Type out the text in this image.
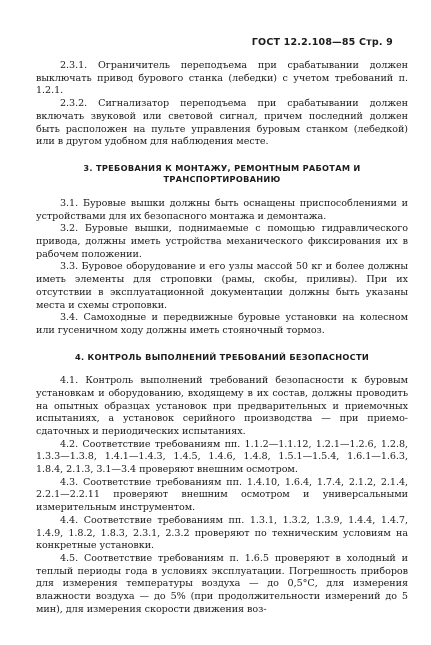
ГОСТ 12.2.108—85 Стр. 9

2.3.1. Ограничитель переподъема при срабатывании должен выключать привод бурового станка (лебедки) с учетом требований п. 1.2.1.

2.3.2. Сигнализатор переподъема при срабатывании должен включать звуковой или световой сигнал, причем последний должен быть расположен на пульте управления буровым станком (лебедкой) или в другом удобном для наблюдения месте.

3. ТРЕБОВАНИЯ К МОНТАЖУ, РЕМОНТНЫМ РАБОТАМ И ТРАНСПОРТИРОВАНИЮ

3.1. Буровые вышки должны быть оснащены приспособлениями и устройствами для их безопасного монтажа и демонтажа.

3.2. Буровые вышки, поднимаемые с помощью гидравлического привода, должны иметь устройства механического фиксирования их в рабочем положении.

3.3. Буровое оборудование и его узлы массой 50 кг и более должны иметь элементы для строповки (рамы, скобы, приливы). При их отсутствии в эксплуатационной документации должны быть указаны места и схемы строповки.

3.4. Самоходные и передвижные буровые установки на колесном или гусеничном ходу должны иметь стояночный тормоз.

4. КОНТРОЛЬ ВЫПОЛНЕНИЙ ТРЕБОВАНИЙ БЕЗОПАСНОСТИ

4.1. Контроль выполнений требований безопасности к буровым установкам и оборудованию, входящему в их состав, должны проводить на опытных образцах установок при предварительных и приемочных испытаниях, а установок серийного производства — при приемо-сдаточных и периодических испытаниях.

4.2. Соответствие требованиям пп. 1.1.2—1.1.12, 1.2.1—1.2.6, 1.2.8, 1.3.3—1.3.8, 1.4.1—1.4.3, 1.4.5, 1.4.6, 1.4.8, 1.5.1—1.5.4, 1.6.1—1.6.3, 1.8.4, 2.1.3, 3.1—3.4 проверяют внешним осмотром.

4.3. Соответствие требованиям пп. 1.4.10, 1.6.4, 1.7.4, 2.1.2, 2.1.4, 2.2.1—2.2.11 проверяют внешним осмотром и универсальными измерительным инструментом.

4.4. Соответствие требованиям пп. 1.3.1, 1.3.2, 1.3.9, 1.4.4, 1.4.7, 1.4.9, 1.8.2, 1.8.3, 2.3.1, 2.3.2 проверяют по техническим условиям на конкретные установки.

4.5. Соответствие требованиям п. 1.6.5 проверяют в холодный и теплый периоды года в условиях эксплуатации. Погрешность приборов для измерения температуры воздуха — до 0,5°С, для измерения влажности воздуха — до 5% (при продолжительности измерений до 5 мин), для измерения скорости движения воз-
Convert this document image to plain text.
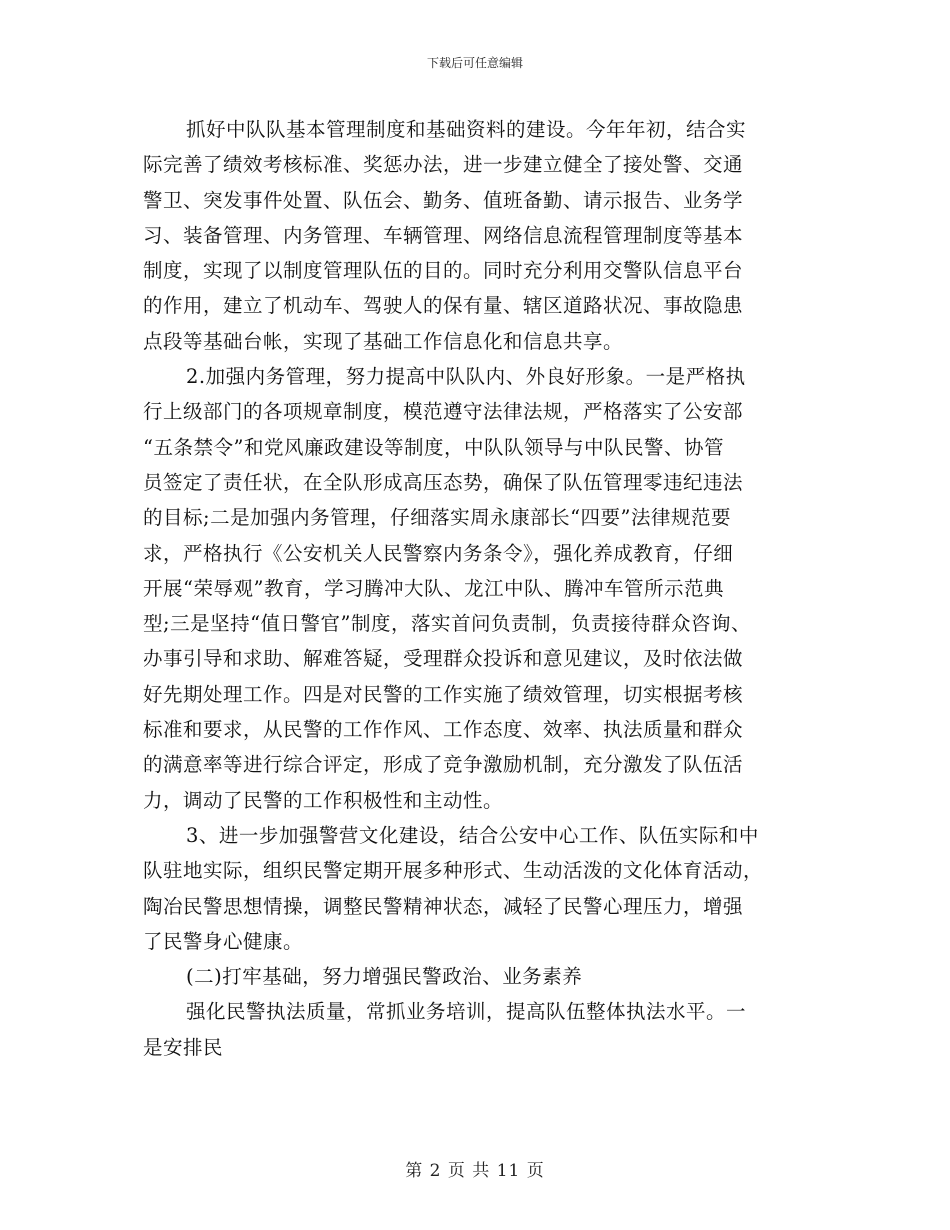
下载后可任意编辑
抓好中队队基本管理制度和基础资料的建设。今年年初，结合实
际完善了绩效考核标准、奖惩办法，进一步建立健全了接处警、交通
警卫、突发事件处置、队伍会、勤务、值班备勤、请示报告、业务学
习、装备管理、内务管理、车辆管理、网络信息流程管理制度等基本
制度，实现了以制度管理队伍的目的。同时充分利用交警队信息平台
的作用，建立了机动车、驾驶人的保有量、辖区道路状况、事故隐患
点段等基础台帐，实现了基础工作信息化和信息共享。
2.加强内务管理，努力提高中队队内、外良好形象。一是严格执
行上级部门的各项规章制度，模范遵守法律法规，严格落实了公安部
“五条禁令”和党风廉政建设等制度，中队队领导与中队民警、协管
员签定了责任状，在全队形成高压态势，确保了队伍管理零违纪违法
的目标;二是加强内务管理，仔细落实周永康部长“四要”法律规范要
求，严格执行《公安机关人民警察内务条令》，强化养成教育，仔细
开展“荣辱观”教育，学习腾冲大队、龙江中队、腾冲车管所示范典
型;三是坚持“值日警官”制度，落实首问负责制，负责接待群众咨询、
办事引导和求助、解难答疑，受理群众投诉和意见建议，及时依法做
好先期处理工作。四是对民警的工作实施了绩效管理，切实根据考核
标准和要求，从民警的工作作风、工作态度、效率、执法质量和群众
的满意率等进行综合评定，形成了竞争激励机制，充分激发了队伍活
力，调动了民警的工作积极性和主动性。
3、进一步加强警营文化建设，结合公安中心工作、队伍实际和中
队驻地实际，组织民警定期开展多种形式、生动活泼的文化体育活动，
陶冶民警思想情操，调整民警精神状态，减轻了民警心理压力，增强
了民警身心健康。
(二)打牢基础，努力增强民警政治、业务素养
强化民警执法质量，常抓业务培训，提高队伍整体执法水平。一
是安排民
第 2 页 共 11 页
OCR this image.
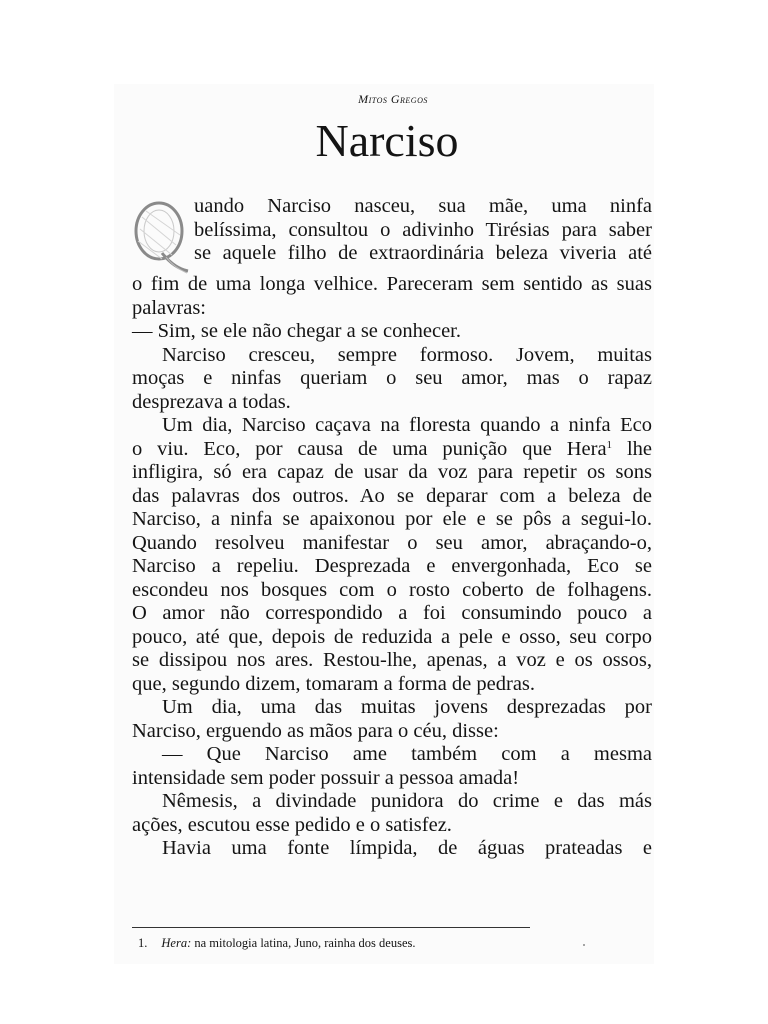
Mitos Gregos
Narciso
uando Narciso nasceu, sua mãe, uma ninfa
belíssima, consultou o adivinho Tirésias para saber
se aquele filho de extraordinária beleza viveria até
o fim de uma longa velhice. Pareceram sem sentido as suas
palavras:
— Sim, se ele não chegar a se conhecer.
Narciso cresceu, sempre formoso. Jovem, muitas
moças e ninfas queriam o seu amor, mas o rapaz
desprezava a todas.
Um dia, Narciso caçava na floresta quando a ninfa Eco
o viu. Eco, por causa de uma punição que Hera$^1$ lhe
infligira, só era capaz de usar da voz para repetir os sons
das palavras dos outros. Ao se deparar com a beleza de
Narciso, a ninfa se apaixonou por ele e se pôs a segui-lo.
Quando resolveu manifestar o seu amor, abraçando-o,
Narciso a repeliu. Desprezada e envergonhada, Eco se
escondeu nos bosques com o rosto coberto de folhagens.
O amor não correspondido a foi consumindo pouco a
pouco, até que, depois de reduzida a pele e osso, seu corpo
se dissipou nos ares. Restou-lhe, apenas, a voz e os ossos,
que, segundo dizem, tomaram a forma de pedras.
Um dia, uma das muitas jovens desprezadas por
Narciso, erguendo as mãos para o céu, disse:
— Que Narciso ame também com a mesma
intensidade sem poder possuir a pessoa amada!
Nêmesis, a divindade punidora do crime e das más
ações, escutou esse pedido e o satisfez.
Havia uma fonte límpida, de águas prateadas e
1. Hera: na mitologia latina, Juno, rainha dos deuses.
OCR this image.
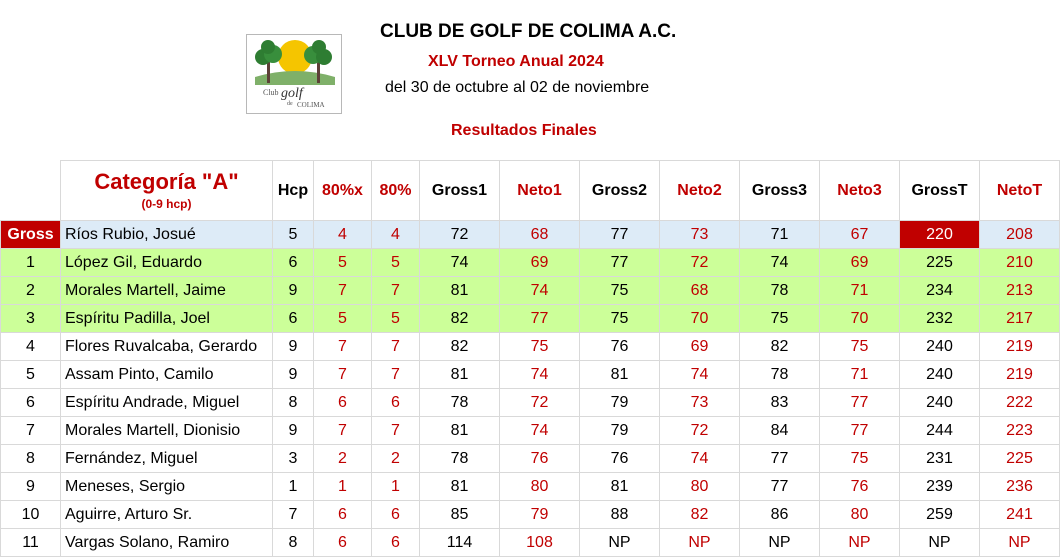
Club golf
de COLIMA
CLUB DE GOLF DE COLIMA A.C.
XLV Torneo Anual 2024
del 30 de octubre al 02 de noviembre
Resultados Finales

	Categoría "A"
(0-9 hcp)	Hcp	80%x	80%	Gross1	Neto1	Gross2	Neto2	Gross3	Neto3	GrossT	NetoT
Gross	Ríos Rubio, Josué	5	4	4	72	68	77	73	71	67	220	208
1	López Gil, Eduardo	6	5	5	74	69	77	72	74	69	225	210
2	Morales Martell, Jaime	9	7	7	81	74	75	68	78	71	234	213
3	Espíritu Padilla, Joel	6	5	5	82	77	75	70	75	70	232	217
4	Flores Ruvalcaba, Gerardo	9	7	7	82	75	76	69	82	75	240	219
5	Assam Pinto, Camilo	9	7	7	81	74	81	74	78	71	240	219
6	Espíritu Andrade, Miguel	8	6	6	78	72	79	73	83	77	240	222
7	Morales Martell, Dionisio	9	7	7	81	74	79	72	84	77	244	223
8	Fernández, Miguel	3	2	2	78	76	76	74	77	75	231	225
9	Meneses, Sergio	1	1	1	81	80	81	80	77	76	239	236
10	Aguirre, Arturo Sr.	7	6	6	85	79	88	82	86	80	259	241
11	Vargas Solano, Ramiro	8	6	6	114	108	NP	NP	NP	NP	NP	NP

══════════════════════════════

Objective - Without including any pictures, output all the entries above exactly.

Exercise solution -
Type out the text in this image.
ГОСТ 12.2.108—85 Стр. 9

2.3.1. Ограничитель переподъема при срабатывании должен выключать привод бурового станка (лебедки) с учетом требований п. 1.2.1.

2.3.2. Сигнализатор переподъема при срабатывании должен включать звуковой или световой сигнал, причем последний должен быть расположен на пульте управления буровым станком (лебедкой) или в другом удобном для наблюдения месте.

3. ТРЕБОВАНИЯ К МОНТАЖУ, РЕМОНТНЫМ РАБОТАМ И ТРАНСПОРТИРОВАНИЮ

3.1. Буровые вышки должны быть оснащены приспособлениями и устройствами для их безопасного монтажа и демонтажа.

3.2. Буровые вышки, поднимаемые с помощью гидравлического привода, должны иметь устройства механического фиксирования их в рабочем положении.

3.3. Буровое оборудование и его узлы массой 50 кг и более должны иметь элементы для строповки (рамы, скобы, приливы). При их отсутствии в эксплуатационной документации должны быть указаны места и схемы строповки.

3.4. Самоходные и передвижные буровые установки на колесном или гусеничном ходу должны иметь стояночный тормоз.

4. КОНТРОЛЬ ВЫПОЛНЕНИЙ ТРЕБОВАНИЙ БЕЗОПАСНОСТИ

4.1. Контроль выполнений требований безопасности к буровым установкам и оборудованию, входящему в их состав, должны проводить на опытных образцах установок при предварительных и приемочных испытаниях, а установок серийного производства — при приемо-сдаточных и периодических испытаниях.

4.2. Соответствие требованиям пп. 1.1.2—1.1.12, 1.2.1—1.2.6, 1.2.8, 1.3.3—1.3.8, 1.4.1—1.4.3, 1.4.5, 1.4.6, 1.4.8, 1.5.1—1.5.4, 1.6.1—1.6.3, 1.8.4, 2.1.3, 3.1—3.4 проверяют внешним осмотром.

4.3. Соответствие требованиям пп. 1.4.10, 1.6.4, 1.7.4, 2.1.2, 2.1.4, 2.2.1—2.2.11 проверяют внешним осмотром и универсальными измерительным инструментом.

4.4. Соответствие требованиям пп. 1.3.1, 1.3.2, 1.3.9, 1.4.4, 1.4.7, 1.4.9, 1.8.2, 1.8.3, 2.3.1, 2.3.2 проверяют по техническим условиям на конкретные установки.

4.5. Соответствие требованиям п. 1.6.5 проверяют в холодный и теплый периоды года в условиях эксплуатации. Погрешность приборов для измерения температуры воздуха — до 0,5°С, для измерения влажности воздуха — до 5% (при продолжительности измерений до 5 мин), для измерения скорости движения воз-
Convert this document image to plain text.
下载后可任意编辑
抓好中队队基本管理制度和基础资料的建设。今年年初，结合实
际完善了绩效考核标准、奖惩办法，进一步建立健全了接处警、交通
警卫、突发事件处置、队伍会、勤务、值班备勤、请示报告、业务学
习、装备管理、内务管理、车辆管理、网络信息流程管理制度等基本
制度，实现了以制度管理队伍的目的。同时充分利用交警队信息平台
的作用，建立了机动车、驾驶人的保有量、辖区道路状况、事故隐患
点段等基础台帐，实现了基础工作信息化和信息共享。
2.加强内务管理，努力提高中队队内、外良好形象。一是严格执
行上级部门的各项规章制度，模范遵守法律法规，严格落实了公安部
“五条禁令”和党风廉政建设等制度，中队队领导与中队民警、协管
员签定了责任状，在全队形成高压态势，确保了队伍管理零违纪违法
的目标;二是加强内务管理，仔细落实周永康部长“四要”法律规范要
求，严格执行《公安机关人民警察内务条令》，强化养成教育，仔细
开展“荣辱观”教育，学习腾冲大队、龙江中队、腾冲车管所示范典
型;三是坚持“值日警官”制度，落实首问负责制，负责接待群众咨询、
办事引导和求助、解难答疑，受理群众投诉和意见建议，及时依法做
好先期处理工作。四是对民警的工作实施了绩效管理，切实根据考核
标准和要求，从民警的工作作风、工作态度、效率、执法质量和群众
的满意率等进行综合评定，形成了竞争激励机制，充分激发了队伍活
力，调动了民警的工作积极性和主动性。
3、进一步加强警营文化建设，结合公安中心工作、队伍实际和中
队驻地实际，组织民警定期开展多种形式、生动活泼的文化体育活动，
陶冶民警思想情操，调整民警精神状态，减轻了民警心理压力，增强
了民警身心健康。
(二)打牢基础，努力增强民警政治、业务素养
强化民警执法质量，常抓业务培训，提高队伍整体执法水平。一
是安排民
第 2 页 共 11 页
OCR this image.
Mitos Gregos
Narciso
uando Narciso nasceu, sua mãe, uma ninfa
belíssima, consultou o adivinho Tirésias para saber
se aquele filho de extraordinária beleza viveria até
o fim de uma longa velhice. Pareceram sem sentido as suas
palavras:
— Sim, se ele não chegar a se conhecer.
Narciso cresceu, sempre formoso. Jovem, muitas
moças e ninfas queriam o seu amor, mas o rapaz
desprezava a todas.
Um dia, Narciso caçava na floresta quando a ninfa Eco
o viu. Eco, por causa de uma punição que Hera$^1$ lhe
infligira, só era capaz de usar da voz para repetir os sons
das palavras dos outros. Ao se deparar com a beleza de
Narciso, a ninfa se apaixonou por ele e se pôs a segui-lo.
Quando resolveu manifestar o seu amor, abraçando-o,
Narciso a repeliu. Desprezada e envergonhada, Eco se
escondeu nos bosques com o rosto coberto de folhagens.
O amor não correspondido a foi consumindo pouco a
pouco, até que, depois de reduzida a pele e osso, seu corpo
se dissipou nos ares. Restou-lhe, apenas, a voz e os ossos,
que, segundo dizem, tomaram a forma de pedras.
Um dia, uma das muitas jovens desprezadas por
Narciso, erguendo as mãos para o céu, disse:
— Que Narciso ame também com a mesma
intensidade sem poder possuir a pessoa amada!
Nêmesis, a divindade punidora do crime e das más
ações, escutou esse pedido e o satisfez.
Havia uma fonte límpida, de águas prateadas e
1. Hera: na mitologia latina, Juno, rainha dos deuses.
OCR this image.
Club golf
de COLIMA
CLUB DE GOLF DE COLIMA A.C.
XLV Torneo Anual 2024
del 30 de octubre al 02 de noviembre
Resultados Finales

	Categoría "A"
(0-9 hcp)	Hcp	80%x	80%	Gross1	Neto1	Gross2	Neto2	Gross3	Neto3	GrossT	NetoT
Gross	Ríos Rubio, Josué	5	4	4	72	68	77	73	71	67	220	208
1	López Gil, Eduardo	6	5	5	74	69	77	72	74	69	225	210
2	Morales Martell, Jaime	9	7	7	81	74	75	68	78	71	234	213
3	Espíritu Padilla, Joel	6	5	5	82	77	75	70	75	70	232	217
4	Flores Ruvalcaba, Gerardo	9	7	7	82	75	76	69	82	75	240	219
5	Assam Pinto, Camilo	9	7	7	81	74	81	74	78	71	240	219
6	Espíritu Andrade, Miguel	8	6	6	78	72	79	73	83	77	240	222
7	Morales Martell, Dionisio	9	7	7	81	74	79	72	84	77	244	223
8	Fernández, Miguel	3	2	2	78	76	76	74	77	75	231	225
9	Meneses, Sergio	1	1	1	81	80	81	80	77	76	239	236
10	Aguirre, Arturo Sr.	7	6	6	85	79	88	82	86	80	259	241
11	Vargas Solano, Ramiro	8	6	6	114	108	NP	NP	NP	NP	NP	NP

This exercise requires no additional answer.